--- BEGIN Records shown ---

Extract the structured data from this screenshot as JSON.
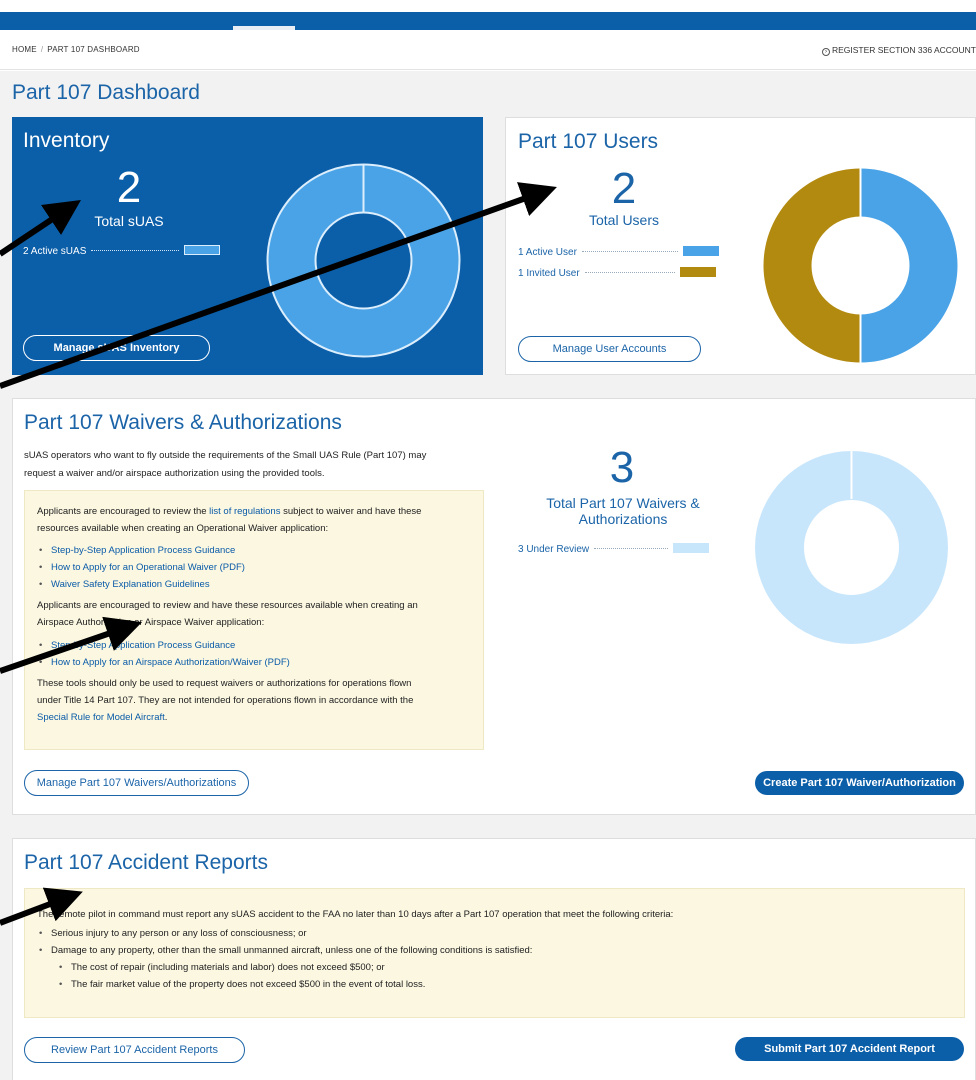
{
  "breadcrumb": {
    "home": "HOME",
    "separator": "/",
    "current": "PART 107 DASHBOARD"
  },
  "register_link": "REGISTER SECTION 336 ACCOUNT",
  "page_title": "Part 107 Dashboard",
  "inventory": {
    "title": "Inventory",
    "total_number": "2",
    "total_label": "Total sUAS",
    "legend": [
      {
        "label": "2 Active sUAS",
        "color": "#4aa3e6"
      }
    ],
    "manage_button": "Manage sUAS Inventory",
    "donut": {
      "segments": [
        {
          "label": "Active sUAS",
          "value": 2,
          "color": "#4aa3e6"
        }
      ]
    }
  },
  "users": {
    "title": "Part 107 Users",
    "total_number": "2",
    "total_label": "Total Users",
    "legend": [
      {
        "label": "1 Active User",
        "color": "#4aa3e6"
      },
      {
        "label": "1 Invited User",
        "color": "#b38a10"
      }
    ],
    "manage_button": "Manage User Accounts",
    "donut": {
      "segments": [
        {
          "label": "Active User",
          "value": 1,
          "color": "#4aa3e6"
        },
        {
          "label": "Invited User",
          "value": 1,
          "color": "#b38a10"
        }
      ]
    }
  },
  "waivers": {
    "title": "Part 107 Waivers & Authorizations",
    "intro_line1": "sUAS operators who want to fly outside the requirements of the Small UAS Rule (Part 107) may",
    "intro_line2": "request a waiver and/or airspace authorization using the provided tools.",
    "note": {
      "p1_before": "Applicants are encouraged to review the ",
      "p1_link": "list of regulations",
      "p1_after": " subject to waiver and have these",
      "p1_line2": "resources available when creating an Operational Waiver application:",
      "list1": [
        "Step-by-Step Application Process Guidance",
        "How to Apply for an Operational Waiver (PDF)",
        "Waiver Safety Explanation Guidelines"
      ],
      "p2_line1": "Applicants are encouraged to review and have these resources available when creating an",
      "p2_line2": "Airspace Authorization or Airspace Waiver application:",
      "list2": [
        "Step-by-Step Application Process Guidance",
        "How to Apply for an Airspace Authorization/Waiver (PDF)"
      ],
      "p3_line1": "These tools should only be used to request waivers or authorizations for operations flown",
      "p3_line2": "under Title 14 Part 107. They are not intended for operations flown in accordance with the",
      "p3_link": "Special Rule for Model Aircraft",
      "p3_end": "."
    },
    "total_number": "3",
    "total_label_1": "Total Part 107 Waivers &",
    "total_label_2": "Authorizations",
    "legend": [
      {
        "label": "3 Under Review",
        "color": "#c8e6fb"
      }
    ],
    "manage_button": "Manage Part 107 Waivers/Authorizations",
    "create_button": "Create Part 107 Waiver/Authorization",
    "donut": {
      "segments": [
        {
          "label": "Under Review",
          "value": 3,
          "color": "#c8e6fb"
        }
      ]
    }
  },
  "accidents": {
    "title": "Part 107 Accident Reports",
    "intro": "The remote pilot in command must report any sUAS accident to the FAA no later than 10 days after a Part 107 operation that meet the following criteria:",
    "items": [
      "Serious injury to any person or any loss of consciousness; or",
      "Damage to any property, other than the small unmanned aircraft, unless one of the following conditions is satisfied:"
    ],
    "subitems": [
      "The cost of repair (including materials and labor) does not exceed $500; or",
      "The fair market value of the property does not exceed $500 in the event of total loss."
    ],
    "review_button": "Review Part 107 Accident Reports",
    "submit_button": "Submit Part 107 Accident Report"
  },
  "colors": {
    "brand_blue": "#0b5ea8",
    "light_blue": "#4aa3e6",
    "gold": "#b38a10",
    "pale_blue": "#c8e6fb",
    "note_bg": "#fbf7e1"
  }
}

--- END Records shown ---

Exercise >>
Copy out the records above in full, exactly as written, but not the pictures.

Finished exercise >>
Extract the structured data from this screenshot as JSON.
{
  "breadcrumb": {
    "home": "HOME",
    "separator": "/",
    "current": "PART 107 DASHBOARD"
  },
  "register_link": "REGISTER SECTION 336 ACCOUNT",
  "page_title": "Part 107 Dashboard",
  "inventory": {
    "title": "Inventory",
    "total_number": "2",
    "total_label": "Total sUAS",
    "legend": [
      {
        "label": "2 Active sUAS",
        "color": "#4aa3e6"
      }
    ],
    "manage_button": "Manage sUAS Inventory",
    "donut": {
      "segments": [
        {
          "label": "Active sUAS",
          "value": 2,
          "color": "#4aa3e6"
        }
      ]
    }
  },
  "users": {
    "title": "Part 107 Users",
    "total_number": "2",
    "total_label": "Total Users",
    "legend": [
      {
        "label": "1 Active User",
        "color": "#4aa3e6"
      },
      {
        "label": "1 Invited User",
        "color": "#b38a10"
      }
    ],
    "manage_button": "Manage User Accounts",
    "donut": {
      "segments": [
        {
          "label": "Active User",
          "value": 1,
          "color": "#4aa3e6"
        },
        {
          "label": "Invited User",
          "value": 1,
          "color": "#b38a10"
        }
      ]
    }
  },
  "waivers": {
    "title": "Part 107 Waivers & Authorizations",
    "intro_line1": "sUAS operators who want to fly outside the requirements of the Small UAS Rule (Part 107) may",
    "intro_line2": "request a waiver and/or airspace authorization using the provided tools.",
    "note": {
      "p1_before": "Applicants are encouraged to review the ",
      "p1_link": "list of regulations",
      "p1_after": " subject to waiver and have these",
      "p1_line2": "resources available when creating an Operational Waiver application:",
      "list1": [
        "Step-by-Step Application Process Guidance",
        "How to Apply for an Operational Waiver (PDF)",
        "Waiver Safety Explanation Guidelines"
      ],
      "p2_line1": "Applicants are encouraged to review and have these resources available when creating an",
      "p2_line2": "Airspace Authorization or Airspace Waiver application:",
      "list2": [
        "Step-by-Step Application Process Guidance",
        "How to Apply for an Airspace Authorization/Waiver (PDF)"
      ],
      "p3_line1": "These tools should only be used to request waivers or authorizations for operations flown",
      "p3_line2": "under Title 14 Part 107. They are not intended for operations flown in accordance with the",
      "p3_link": "Special Rule for Model Aircraft",
      "p3_end": "."
    },
    "total_number": "3",
    "total_label_1": "Total Part 107 Waivers &",
    "total_label_2": "Authorizations",
    "legend": [
      {
        "label": "3 Under Review",
        "color": "#c8e6fb"
      }
    ],
    "manage_button": "Manage Part 107 Waivers/Authorizations",
    "create_button": "Create Part 107 Waiver/Authorization",
    "donut": {
      "segments": [
        {
          "label": "Under Review",
          "value": 3,
          "color": "#c8e6fb"
        }
      ]
    }
  },
  "accidents": {
    "title": "Part 107 Accident Reports",
    "intro": "The remote pilot in command must report any sUAS accident to the FAA no later than 10 days after a Part 107 operation that meet the following criteria:",
    "items": [
      "Serious injury to any person or any loss of consciousness; or",
      "Damage to any property, other than the small unmanned aircraft, unless one of the following conditions is satisfied:"
    ],
    "subitems": [
      "The cost of repair (including materials and labor) does not exceed $500; or",
      "The fair market value of the property does not exceed $500 in the event of total loss."
    ],
    "review_button": "Review Part 107 Accident Reports",
    "submit_button": "Submit Part 107 Accident Report"
  },
  "colors": {
    "brand_blue": "#0b5ea8",
    "light_blue": "#4aa3e6",
    "gold": "#b38a10",
    "pale_blue": "#c8e6fb",
    "note_bg": "#fbf7e1"
  }
}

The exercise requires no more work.